### [Exercise task]
Transcribe the listing that follows in full, omitting pictures.

[Items listed in a dataset]

-------

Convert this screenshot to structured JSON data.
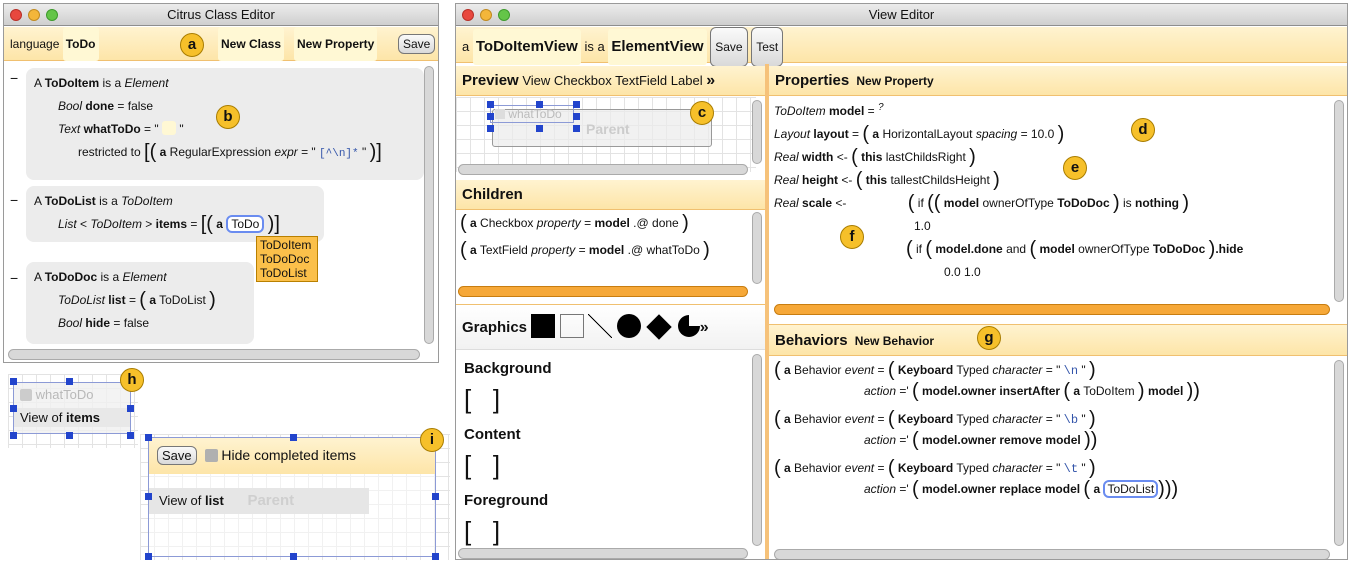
{
  "left_window": {
    "title": "Citrus Class Editor",
    "language_label": "language",
    "language_value": "ToDo",
    "new_class": "New Class",
    "new_property": "New Property",
    "save": "Save",
    "class1": {
      "name": "ToDoItem",
      "is_a": "is a",
      "base": "Element",
      "p1_type": "Bool",
      "p1_name": "done",
      "p1_value": "false",
      "p2_type": "Text",
      "p2_name": "whatToDo",
      "restricted": "restricted to",
      "re_type": "RegularExpression",
      "re_prop": "expr",
      "re_value": "[^\\n]*"
    },
    "class2": {
      "name": "ToDoList",
      "is_a": "is a",
      "base": "ToDoItem",
      "p_type": "List",
      "p_generic": "ToDoItem",
      "p_name": "items",
      "p_value": "ToDo"
    },
    "dropdown": [
      "ToDoItem",
      "ToDoDoc",
      "ToDoList"
    ],
    "class3": {
      "name": "ToDoDoc",
      "is_a": "is a",
      "base": "Element",
      "p1_type": "ToDoList",
      "p1_name": "list",
      "p1_value": "ToDoList",
      "p2_type": "Bool",
      "p2_name": "hide",
      "p2_value": "false"
    }
  },
  "badges": [
    "a",
    "b",
    "c",
    "d",
    "e",
    "f",
    "g",
    "h",
    "i"
  ],
  "minus": "−",
  "article": "A",
  "article_lower": "a",
  "preview_h": {
    "checkbox_label": "whatToDo",
    "view_of": "View of",
    "view_target": "items"
  },
  "preview_i": {
    "save": "Save",
    "checkbox_label": "Hide completed items",
    "view_of": "View of",
    "view_target": "list",
    "parent": "Parent"
  },
  "right_window": {
    "title": "View Editor",
    "view_name": "ToDoItemView",
    "is_a": "is a",
    "view_base": "ElementView",
    "save": "Save",
    "test": "Test",
    "preview": {
      "title": "Preview",
      "tabs": [
        "View",
        "Checkbox",
        "TextField",
        "Label"
      ],
      "more": "»",
      "checkbox_label": "whatToDo",
      "parent": "Parent"
    },
    "children": {
      "title": "Children",
      "rows": [
        {
          "type": "Checkbox",
          "prop": "property",
          "model": "model",
          "path": ".@ done"
        },
        {
          "type": "TextField",
          "prop": "property",
          "model": "model",
          "path": ".@ whatToDo"
        }
      ]
    },
    "graphics": {
      "title": "Graphics",
      "more": "»",
      "sections": [
        "Background",
        "Content",
        "Foreground"
      ]
    },
    "properties": {
      "title": "Properties",
      "new_property": "New Property",
      "l1": {
        "type": "ToDoItem",
        "name": "model",
        "value": "?"
      },
      "l2": {
        "type": "Layout",
        "name": "layout",
        "ctor": "HorizontalLayout",
        "attr": "spacing",
        "value": "10.0"
      },
      "l3": {
        "type": "Real",
        "name": "width",
        "arrow": "<-",
        "this": "this",
        "method": "lastChildsRight"
      },
      "l4": {
        "type": "Real",
        "name": "height",
        "arrow": "<-",
        "this": "this",
        "method": "tallestChildsHeight"
      },
      "l5": {
        "type": "Real",
        "name": "scale",
        "arrow": "<-",
        "if": "if",
        "model": "model",
        "method": "ownerOfType",
        "arg": "ToDoDoc",
        "is": "is",
        "nothing": "nothing"
      },
      "l6": "1.0",
      "l7": {
        "if": "if",
        "model": "model",
        "done": ".done",
        "and": "and",
        "method": "ownerOfType",
        "arg": "ToDoDoc",
        "hide": ".hide"
      },
      "l8": "0.0  1.0"
    },
    "behaviors": {
      "title": "Behaviors",
      "new_behavior": "New Behavior",
      "type": "Behavior",
      "event": "event",
      "action": "action",
      "keyboard": "Keyboard",
      "typed": "Typed",
      "character": "character",
      "b1": {
        "char": "\\n",
        "action": "model.owner insertAfter",
        "arg": "ToDoItem",
        "tail": "model"
      },
      "b2": {
        "char": "\\b",
        "action": "model.owner remove",
        "tail": "model"
      },
      "b3": {
        "char": "\\t",
        "action": "model.owner replace",
        "mid": "model",
        "arg": "ToDoList"
      }
    }
  },
  "colors": {
    "accent": "#f6c02a",
    "strip": "#fde5a8",
    "handle": "#2244cc",
    "scroll_active": "#f6a838"
  }
}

-------

### [The result]
Convert this screenshot to structured JSON data.
{
  "left_window": {
    "title": "Citrus Class Editor",
    "language_label": "language",
    "language_value": "ToDo",
    "new_class": "New Class",
    "new_property": "New Property",
    "save": "Save",
    "class1": {
      "name": "ToDoItem",
      "is_a": "is a",
      "base": "Element",
      "p1_type": "Bool",
      "p1_name": "done",
      "p1_value": "false",
      "p2_type": "Text",
      "p2_name": "whatToDo",
      "restricted": "restricted to",
      "re_type": "RegularExpression",
      "re_prop": "expr",
      "re_value": "[^\\n]*"
    },
    "class2": {
      "name": "ToDoList",
      "is_a": "is a",
      "base": "ToDoItem",
      "p_type": "List",
      "p_generic": "ToDoItem",
      "p_name": "items",
      "p_value": "ToDo"
    },
    "dropdown": [
      "ToDoItem",
      "ToDoDoc",
      "ToDoList"
    ],
    "class3": {
      "name": "ToDoDoc",
      "is_a": "is a",
      "base": "Element",
      "p1_type": "ToDoList",
      "p1_name": "list",
      "p1_value": "ToDoList",
      "p2_type": "Bool",
      "p2_name": "hide",
      "p2_value": "false"
    }
  },
  "badges": [
    "a",
    "b",
    "c",
    "d",
    "e",
    "f",
    "g",
    "h",
    "i"
  ],
  "minus": "−",
  "article": "A",
  "article_lower": "a",
  "preview_h": {
    "checkbox_label": "whatToDo",
    "view_of": "View of",
    "view_target": "items"
  },
  "preview_i": {
    "save": "Save",
    "checkbox_label": "Hide completed items",
    "view_of": "View of",
    "view_target": "list",
    "parent": "Parent"
  },
  "right_window": {
    "title": "View Editor",
    "view_name": "ToDoItemView",
    "is_a": "is a",
    "view_base": "ElementView",
    "save": "Save",
    "test": "Test",
    "preview": {
      "title": "Preview",
      "tabs": [
        "View",
        "Checkbox",
        "TextField",
        "Label"
      ],
      "more": "»",
      "checkbox_label": "whatToDo",
      "parent": "Parent"
    },
    "children": {
      "title": "Children",
      "rows": [
        {
          "type": "Checkbox",
          "prop": "property",
          "model": "model",
          "path": ".@ done"
        },
        {
          "type": "TextField",
          "prop": "property",
          "model": "model",
          "path": ".@ whatToDo"
        }
      ]
    },
    "graphics": {
      "title": "Graphics",
      "more": "»",
      "sections": [
        "Background",
        "Content",
        "Foreground"
      ]
    },
    "properties": {
      "title": "Properties",
      "new_property": "New Property",
      "l1": {
        "type": "ToDoItem",
        "name": "model",
        "value": "?"
      },
      "l2": {
        "type": "Layout",
        "name": "layout",
        "ctor": "HorizontalLayout",
        "attr": "spacing",
        "value": "10.0"
      },
      "l3": {
        "type": "Real",
        "name": "width",
        "arrow": "<-",
        "this": "this",
        "method": "lastChildsRight"
      },
      "l4": {
        "type": "Real",
        "name": "height",
        "arrow": "<-",
        "this": "this",
        "method": "tallestChildsHeight"
      },
      "l5": {
        "type": "Real",
        "name": "scale",
        "arrow": "<-",
        "if": "if",
        "model": "model",
        "method": "ownerOfType",
        "arg": "ToDoDoc",
        "is": "is",
        "nothing": "nothing"
      },
      "l6": "1.0",
      "l7": {
        "if": "if",
        "model": "model",
        "done": ".done",
        "and": "and",
        "method": "ownerOfType",
        "arg": "ToDoDoc",
        "hide": ".hide"
      },
      "l8": "0.0  1.0"
    },
    "behaviors": {
      "title": "Behaviors",
      "new_behavior": "New Behavior",
      "type": "Behavior",
      "event": "event",
      "action": "action",
      "keyboard": "Keyboard",
      "typed": "Typed",
      "character": "character",
      "b1": {
        "char": "\\n",
        "action": "model.owner insertAfter",
        "arg": "ToDoItem",
        "tail": "model"
      },
      "b2": {
        "char": "\\b",
        "action": "model.owner remove",
        "tail": "model"
      },
      "b3": {
        "char": "\\t",
        "action": "model.owner replace",
        "mid": "model",
        "arg": "ToDoList"
      }
    }
  },
  "colors": {
    "accent": "#f6c02a",
    "strip": "#fde5a8",
    "handle": "#2244cc",
    "scroll_active": "#f6a838"
  }
}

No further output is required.